## Görev 1
Yargıtay kararındaki "Bu nedenle dava konusu dönemlere" sözleriyle başlayan paragrafı, ana bilgilerini koruyarak madde listesi biçiminde yeniden yazın.
## Görev 2
Yargıtay kararına göre aşağıdaki soruları yanıtlayın.
(a) Kararın esas numarası nedir?
(b) Karar hangi tarihte verilmiştir?
(c) Özete göre usta öğreticiler ders saati karşılığında neye hak kazanır?
## Görev 3
Yargıtay kararını kaldığı yerden devam ettirin.

## Metin
Hizmet Tespiti

Hizmet Tespiti

T.C.

YARGITAY

10. HUKUK DAİRESİ

E. 2010/11453

K. 2011/4062

T. 24.3.2011

• HİZMET TESPİTİ ( Usta Öğreticilerin Öngörülen ve Önceden Belirlenen Süre Dahilinde Bir Çalışma Yükümlülüğünü Kabullendikleri ve Ders Saati Karşılığında da Ücrete Hak Kazandıkları )

• HALK EĞİTİM MERKEZİNDE USTA ÖĞRETİCİ ( Öngörülen ve Önceden Belirlenen Süre Dahilinde Bir Çalışma Yükümlülüğünü Kabullendikleri ve Ders Saati Karşılığında da Ücrete Hak Kazandıkları – Hizmet Tespiti İstemi )

• USTA ÖĞRETİCİ ( Halk Eğitim Merkezinde/Hizmet Tespiti İstemi – Öngörülen ve Önceden Belirlenen Süre Dahilinde Bir Çalışma Yükümlülüğünü Kabullendikleri ve Ders Saati Karşılığında da Ücrete Hak Kazandıkları )

• EYLEMLİ ÇALIŞMA ( Yasa ve Sözleşmelerde Belirtilen Sınırlamalara Aykırı Tam Süreli Hizmet Sözleşmesinin Unsurlarının Gerçekleştiği Bir Çalışma Durumunun Eylemli Olarak Oluştuğunun İddia Edilip Kanıtlanmasının Olanak Dahilinde Olduğu )

• DERS SAATLERİ ( Hizmet Tespiti İstemi – Dava Konusu Dönemlere İlişkin Ders ve Yoklama Defterleri Puantajlar Getirtilip Bu Tür Belgelerde Noksanlık Varsa Bunun Nedeni Araştırılarak İşveren Kurumun İlgili Şef Amir ve Müdür Gibi Yetkili Kişileri Dinlenerek Araştırılması Gerektiği )

506/m.79

1739/m.47

657/m.4

4857/m.13

ÖZET : Dava, hizmet tespiti istemine ilişkindir. 506 sayılı Yasa’nın 79, 1739 sayılı Milli Eğitim Temel Kanunu’un 47, 657 sayılı Devlet Memurları Kanunu ‘nun 4, 4857 sayılı İş Kanunu’nun 13. maddesi ile bu konudaki yönetmelik hükümleri gözetildiğinde usta öğreticilerin öngörülen ve önceden belirlenen süre dahilinde bir çalışma yükümlülüğünü kabullendikleri ve ders saati karşılığında da ücrete hak kazandıkları görülmektedir.

Yasa ve sözleşmelerde belirtilen sınırlamalara aykırı, tam süreli hizmet sözleşmesinin unsurlarının gerçekleştiği bir çalışma durumunun eylemli olarak oluştuğunun iddia edilip kanıtlanması olanak dahilindedir.

Bu nedenle dava konusu dönemlere ilişkin ders ve yoklama defterleri, puantajlar getirtilip, bu tür belgelerde noksanlık varsa bunun nedeni araştırılarak, işveren kurumun ilgili şef, amir ve müdiir gibi yetkili kişileri dinlenerek davacının resmi belgelerde belirtilen ders saatlerinden sonra kursta kalmasının haklı gerekçesinin bulunup bulunmadığı araştırılmalı, deliller hep birlikte değerlendirilip sonuç uyarınca bir karar verilmelidir.

(Görsel düzen açıklama verileri)
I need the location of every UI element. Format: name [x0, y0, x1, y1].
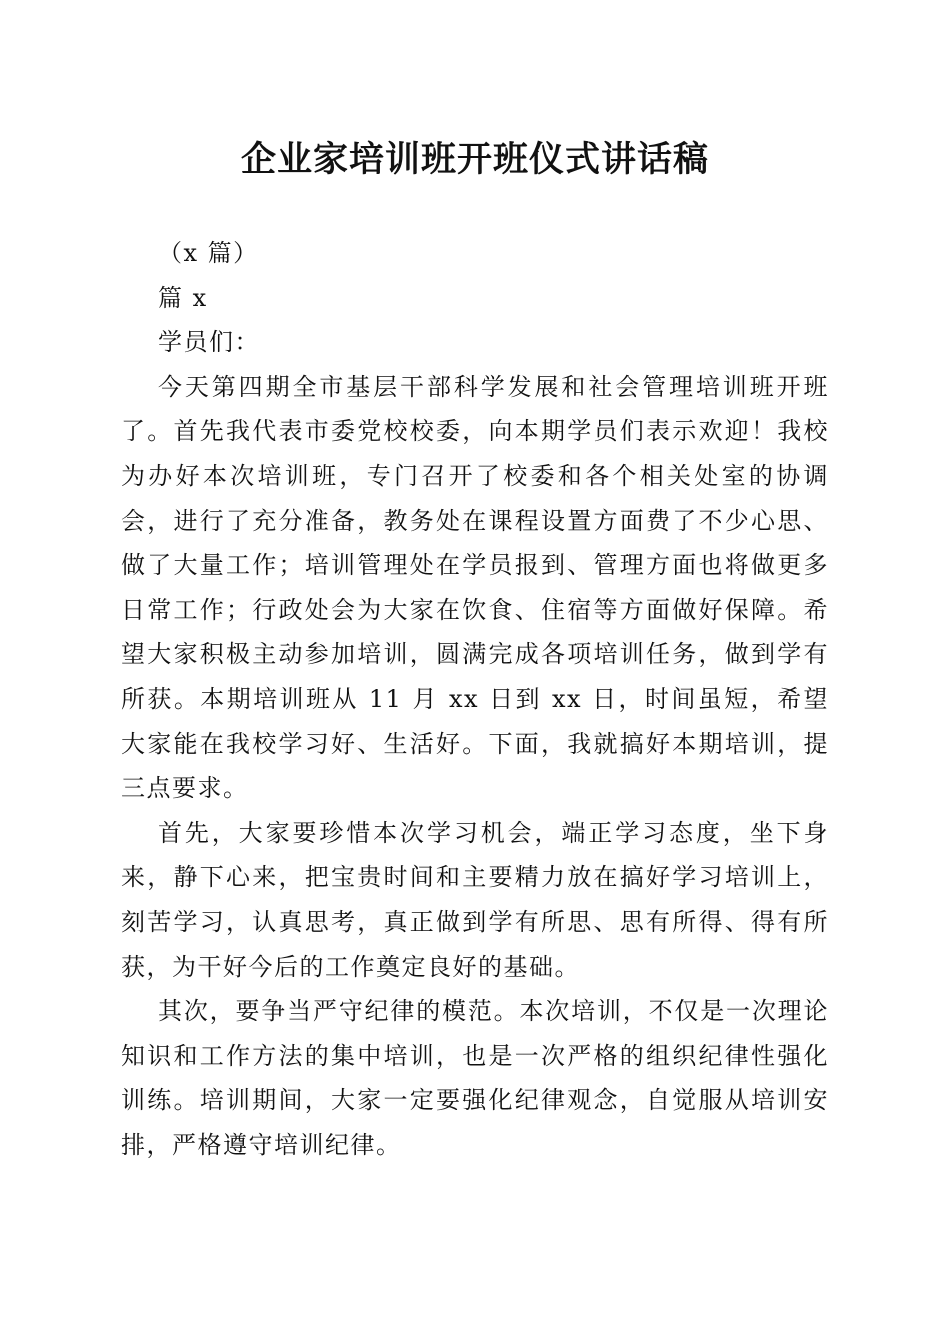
chapter-count-note: （x 篇）: [158, 239, 259, 267]
paragraph-first-requirement: 首先，大家要珍惜本次学习机会，端正学习态度，坐下身来，静下心来，把宝贵时间和主要精力放在搞好学习培训上，刻苦学习，认真思考，真正做到学有所思、思有所得、得有所获，为干好今后的工作奠定良好的基础。: [121, 818, 829, 981]
salutation: 学员们：: [158, 328, 260, 357]
paragraph-second-requirement: 其次，要争当严守纪律的模范。本次培训，不仅是一次理论知识和工作方法的集中培训，也是一次严格的组织纪律性强化训练。培训期间，大家一定要强化纪律观念，自觉服从培训安排，严格遵守培训纪律。: [121, 997, 829, 1159]
chapter-heading: 篇 x: [158, 283, 208, 312]
document-title: 企业家培训班开班仪式讲话稿: [240, 139, 709, 180]
paragraph-opening: 今天第四期全市基层干部科学发展和社会管理培训班开班了。首先我代表市委党校校委，向本期学员们表示欢迎！我校为办好本次培训班，专门召开了校委和各个相关处室的协调会，进行了充分准备，教务处在课程设置方面费了不少心思、做了大量工作；培训管理处在学员报到、管理方面也将做更多日常工作；行政处会为大家在饮食、住宿等方面做好保障。希望大家积极主动参加培训，圆满完成各项培训任务，做到学有所获。本期培训班从 11 月 xx 日到 xx 日，时间虽短，希望大家能在我校学习好、生活好。下面，我就搞好本期培训，提三点要求。: [121, 372, 829, 803]
document-body: [121, 231, 829, 1167]
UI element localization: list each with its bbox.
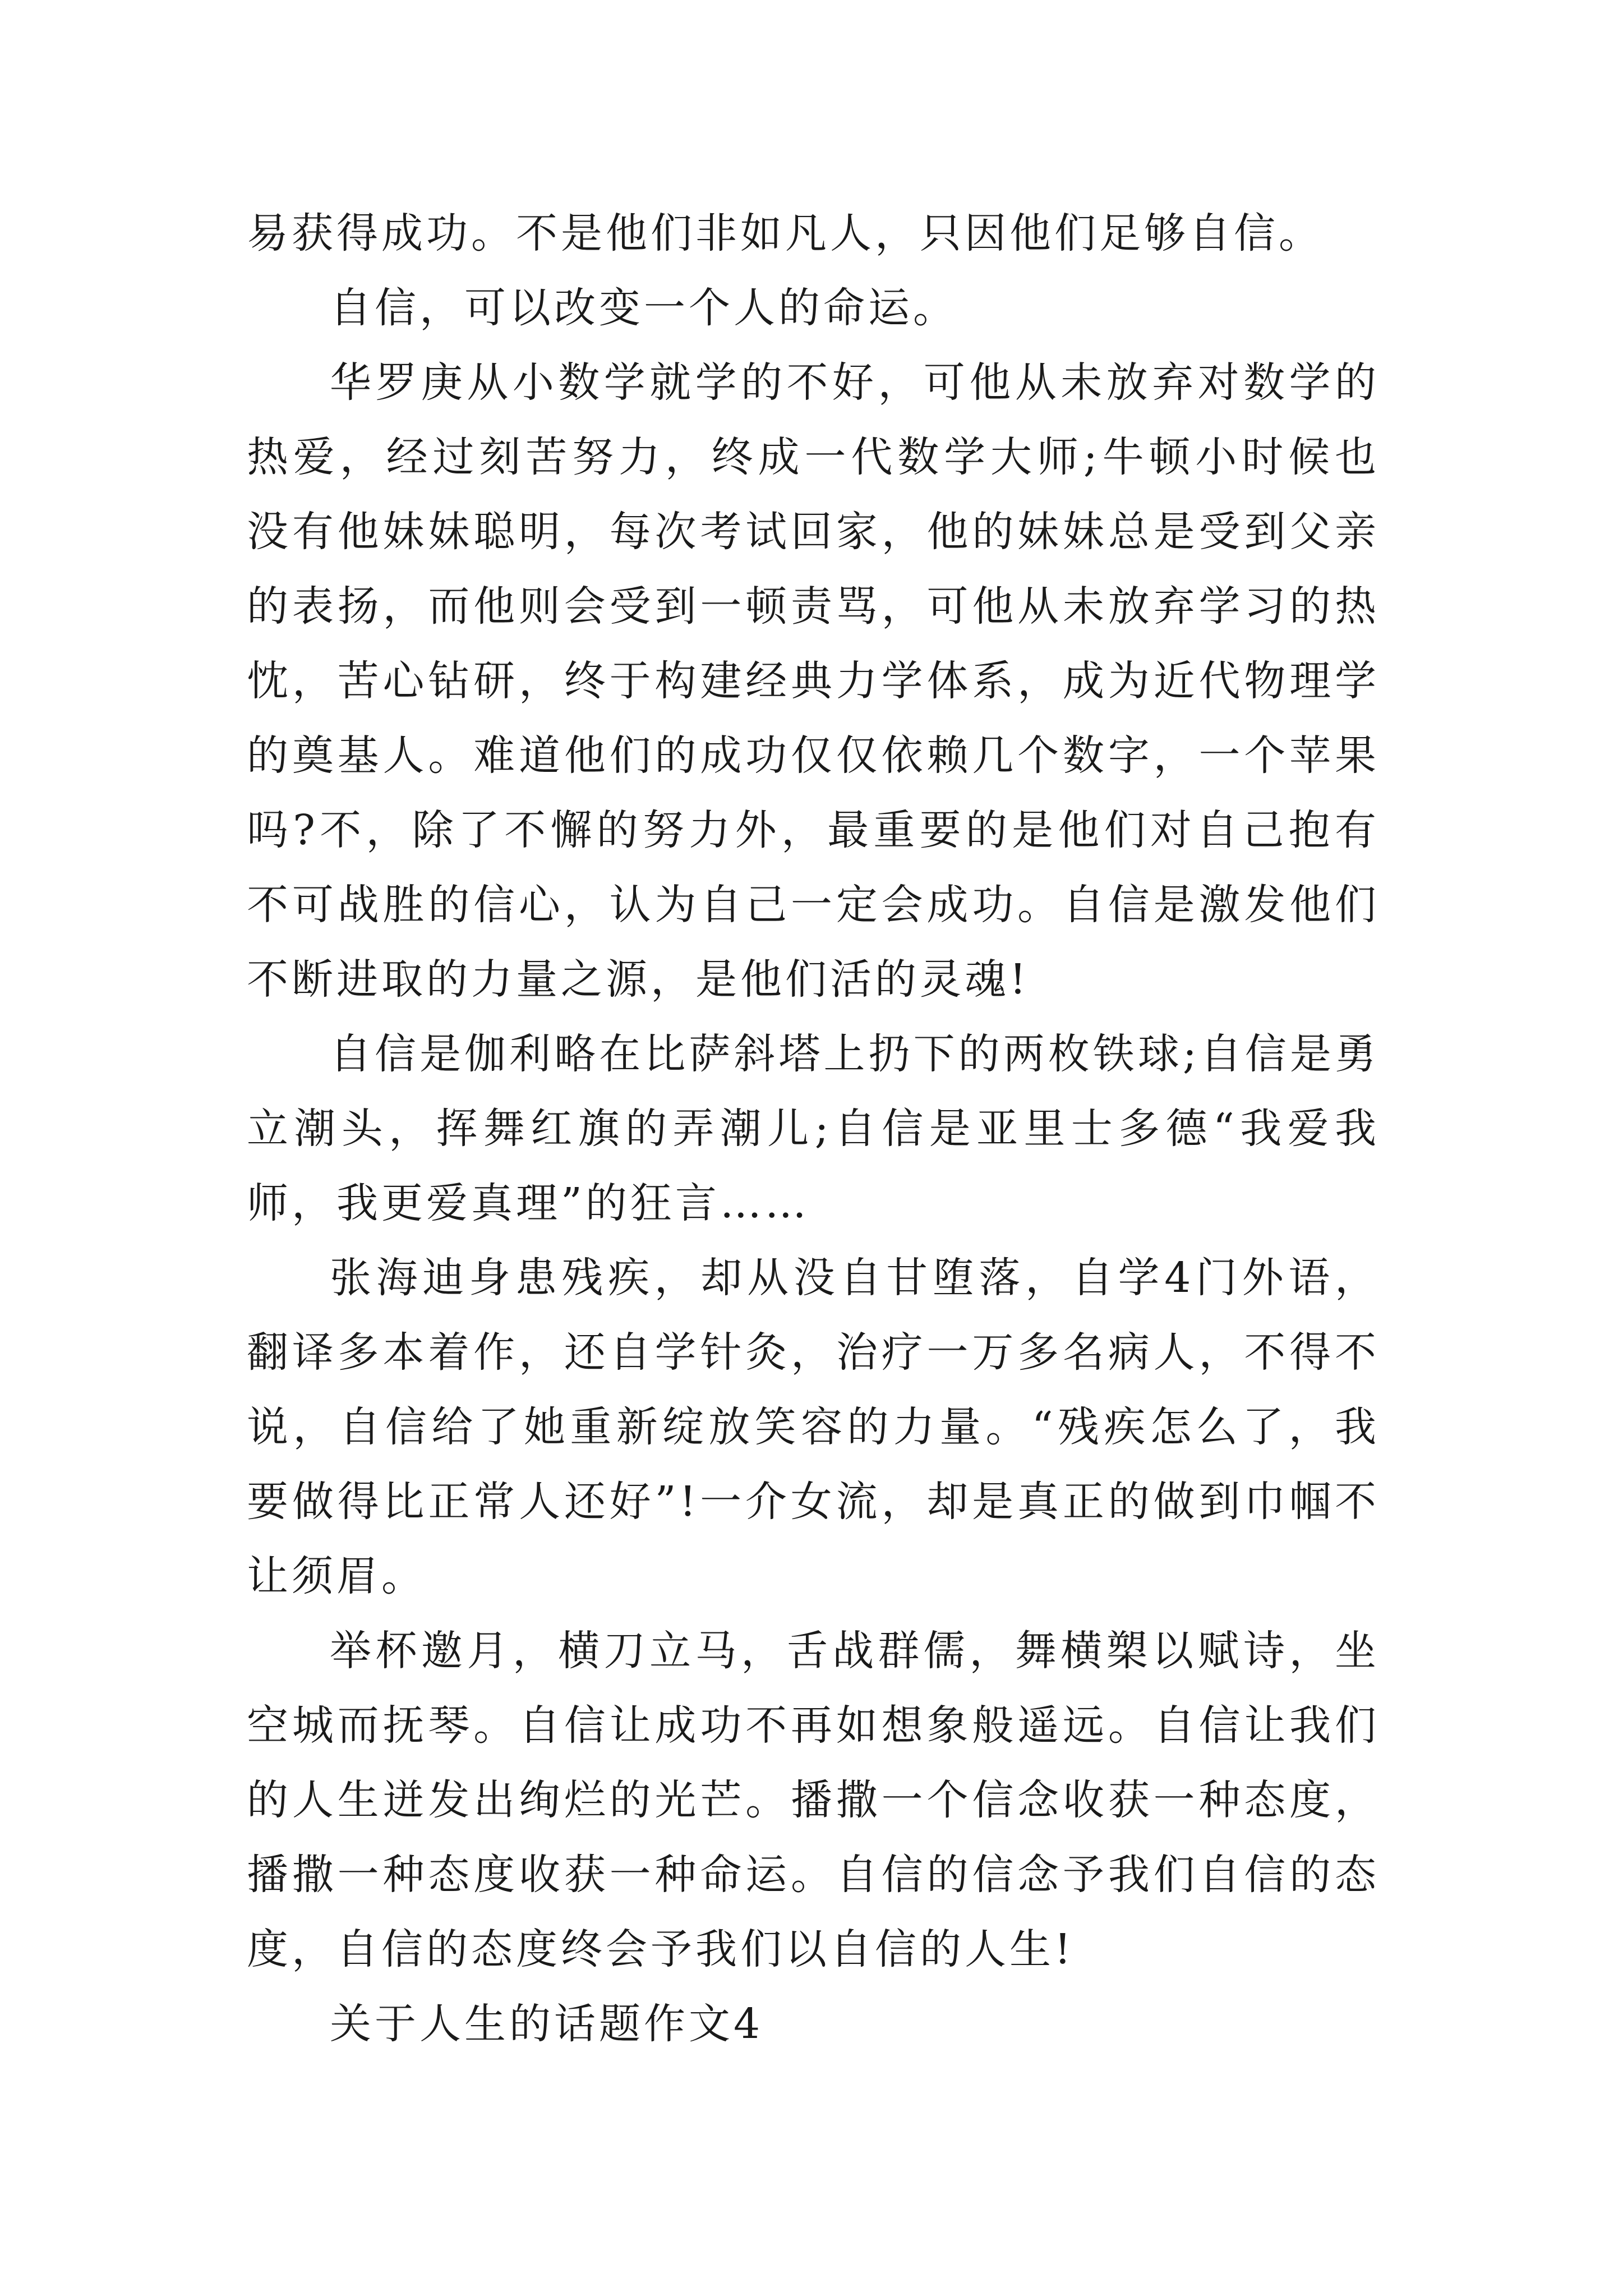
- paragraph: 华罗庚从小数学就学的不好，可他从未放弃对数学的热爱，经过刻苦努力，终成一代数学大师;牛顿小时候也没有他妹妹聪明，每次考试回家，他的妹妹总是受到父亲的表扬，而他则会受到一顿责骂，可他从未放弃学习的热忱，苦心钻研，终于构建经典力学体系，成为近代物理学的奠基人。难道他们的成功仅仅依赖几个数字，一个苹果吗?不，除了不懈的努力外，最重要的是他们对自己抱有不可战胜的信心，认为自己一定会成功。自信是激发他们不断进取的力量之源，是他们活的灵魂!: [247, 358, 1380, 1004]
- paragraph: 自信是伽利略在比萨斜塔上扔下的两枚铁球;自信是勇立潮头，挥舞红旗的弄潮儿;自信是亚里士多德“我爱我师，我更爱真理”的狂言……: [247, 1030, 1380, 1227]
- section-heading: 关于人生的话题作文4: [330, 2000, 764, 2048]
- document-body: [247, 196, 1380, 2062]
- paragraph: 张海迪身患残疾，却从没自甘堕落，自学4门外语，翻译多本着作，还自学针灸，治疗一万多名病人，不得不说，自信给了她重新绽放笑容的力量。“残疾怎么了，我要做得比正常人还好”!一介女流，却是真正的做到巾帼不让须眉。: [247, 1254, 1380, 1600]
- paragraph: 自信，可以改变一个人的命运。: [330, 284, 958, 332]
- paragraph: 举杯邀月，横刀立马，舌战群儒，舞横槊以赋诗，坐空城而抚琴。自信让成功不再如想象般遥远。自信让我们的人生迸发出绚烂的光芒。播撒一个信念收获一种态度，播撒一种态度收获一种命运。自信的信念予我们自信的态度，自信的态度终会予我们以自信的人生!: [247, 1627, 1380, 1973]
- paragraph-continuation: 易获得成功。不是他们非如凡人，只因他们足够自信。: [247, 209, 1324, 257]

## Görev Sonucu 1
- Dava konusu dönemlere ait ders ve yoklama defterleri ile puantajlar getirtilmelidir.
- Bu belgelerde eksiklik varsa bunun nedeni araştırılmalıdır.
- İşveren kurumun şef, amir ve müdür gibi yetkili kişileri dinlenmelidir.
- Davacının resmi belgelerde gösterilen ders saatlerinden sonra kursta kalmasının haklı bir gerekçesi olup olmadığı araştırılmalıdır.
- Deliller birlikte değerlendirilmeli ve sonuca göre karar verilmelidir.

## Görev Sonucu 2
(a) E. 2010/11453
(b) 24.3.2011
(c) Ücrete

## Görev Sonucu 3
DAVA : Dava, hizmet tespiti istemine ilişkindir.

Mahkemece, ilamında belirtildiği şekilde davanın kabulüne karar verilmiştir.

Hükmün, davalı Kurum vekili ile davalı Milli Eğitim Bakanlığı adına Hazine vekili tarafından temyiz edilmesi üzerine, temyiz isteklerinin süresinde olduğu anlaşıldıktan ve tetkik hakimi tarafından düzenlenen raporla dosyadaki kağıtlar okunduktan sonra işin gereği düşünüldü ve aşağıdaki karar tespit edildi:

KARAR : Davacı, L… ve G… İlçe Milli Eğitim Müdürlüğü’ne bağlı Halk Eğitim Merkezlerinde 1983-2006 yılları arasında, usta öğretici olarak tam gün ve sürekli olarak çalışmasına rağmen, çalıştığı sürelerin eksik şekilde Kuruma bildirildiğinden bahisle eksik günlerin tespitini talep etmiş, mahkemece, tanık beyanları esas alınmak suretiyle davanın kabulüne karar verilmiştir.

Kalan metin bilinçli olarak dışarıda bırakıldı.